# SUPPLIED ENTRIES
==================================================
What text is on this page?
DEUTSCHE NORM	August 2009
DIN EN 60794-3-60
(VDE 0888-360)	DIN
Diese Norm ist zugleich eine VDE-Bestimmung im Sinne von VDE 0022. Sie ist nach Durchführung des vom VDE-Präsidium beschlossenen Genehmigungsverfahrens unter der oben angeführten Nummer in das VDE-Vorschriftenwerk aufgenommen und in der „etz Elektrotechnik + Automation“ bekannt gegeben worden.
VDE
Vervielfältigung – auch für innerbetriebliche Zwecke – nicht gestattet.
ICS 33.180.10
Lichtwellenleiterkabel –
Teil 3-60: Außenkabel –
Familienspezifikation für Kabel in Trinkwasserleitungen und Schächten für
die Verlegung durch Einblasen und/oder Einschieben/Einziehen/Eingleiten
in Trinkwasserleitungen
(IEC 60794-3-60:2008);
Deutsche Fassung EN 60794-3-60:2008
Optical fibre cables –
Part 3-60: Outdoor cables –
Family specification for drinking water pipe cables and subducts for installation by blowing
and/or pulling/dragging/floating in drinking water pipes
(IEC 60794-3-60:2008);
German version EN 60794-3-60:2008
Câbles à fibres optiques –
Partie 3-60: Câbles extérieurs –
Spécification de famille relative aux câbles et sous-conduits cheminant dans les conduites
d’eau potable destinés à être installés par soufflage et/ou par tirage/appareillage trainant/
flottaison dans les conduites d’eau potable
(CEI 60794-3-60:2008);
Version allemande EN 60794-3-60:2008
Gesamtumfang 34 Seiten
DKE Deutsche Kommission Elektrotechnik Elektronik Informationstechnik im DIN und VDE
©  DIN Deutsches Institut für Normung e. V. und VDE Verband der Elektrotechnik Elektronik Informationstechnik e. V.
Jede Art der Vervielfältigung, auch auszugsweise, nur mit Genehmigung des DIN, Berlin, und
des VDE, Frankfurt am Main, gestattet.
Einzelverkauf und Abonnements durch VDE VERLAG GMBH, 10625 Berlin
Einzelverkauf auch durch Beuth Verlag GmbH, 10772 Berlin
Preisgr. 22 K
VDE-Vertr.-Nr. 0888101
==================================================
# HOW TO COMPLETE THIS TASK
Please return all of the entries above, exactly and completely.

# RESULT OF THE EXERCISE
What text is on this page?
DEUTSCHE NORM	August 2009
DIN EN 60794-3-60
(VDE 0888-360)	DIN
Diese Norm ist zugleich eine VDE-Bestimmung im Sinne von VDE 0022. Sie ist nach Durchführung des vom VDE-Präsidium beschlossenen Genehmigungsverfahrens unter der oben angeführten Nummer in das VDE-Vorschriftenwerk aufgenommen und in der „etz Elektrotechnik + Automation“ bekannt gegeben worden.
VDE
Vervielfältigung – auch für innerbetriebliche Zwecke – nicht gestattet.
ICS 33.180.10
Lichtwellenleiterkabel –
Teil 3-60: Außenkabel –
Familienspezifikation für Kabel in Trinkwasserleitungen und Schächten für
die Verlegung durch Einblasen und/oder Einschieben/Einziehen/Eingleiten
in Trinkwasserleitungen
(IEC 60794-3-60:2008);
Deutsche Fassung EN 60794-3-60:2008
Optical fibre cables –
Part 3-60: Outdoor cables –
Family specification for drinking water pipe cables and subducts for installation by blowing
and/or pulling/dragging/floating in drinking water pipes
(IEC 60794-3-60:2008);
German version EN 60794-3-60:2008
Câbles à fibres optiques –
Partie 3-60: Câbles extérieurs –
Spécification de famille relative aux câbles et sous-conduits cheminant dans les conduites
d’eau potable destinés à être installés par soufflage et/ou par tirage/appareillage trainant/
flottaison dans les conduites d’eau potable
(CEI 60794-3-60:2008);
Version allemande EN 60794-3-60:2008
Gesamtumfang 34 Seiten
DKE Deutsche Kommission Elektrotechnik Elektronik Informationstechnik im DIN und VDE
©  DIN Deutsches Institut für Normung e. V. und VDE Verband der Elektrotechnik Elektronik Informationstechnik e. V.
Jede Art der Vervielfältigung, auch auszugsweise, nur mit Genehmigung des DIN, Berlin, und
des VDE, Frankfurt am Main, gestattet.
Einzelverkauf und Abonnements durch VDE VERLAG GMBH, 10625 Berlin
Einzelverkauf auch durch Beuth Verlag GmbH, 10772 Berlin
Preisgr. 22 K
VDE-Vertr.-Nr. 0888101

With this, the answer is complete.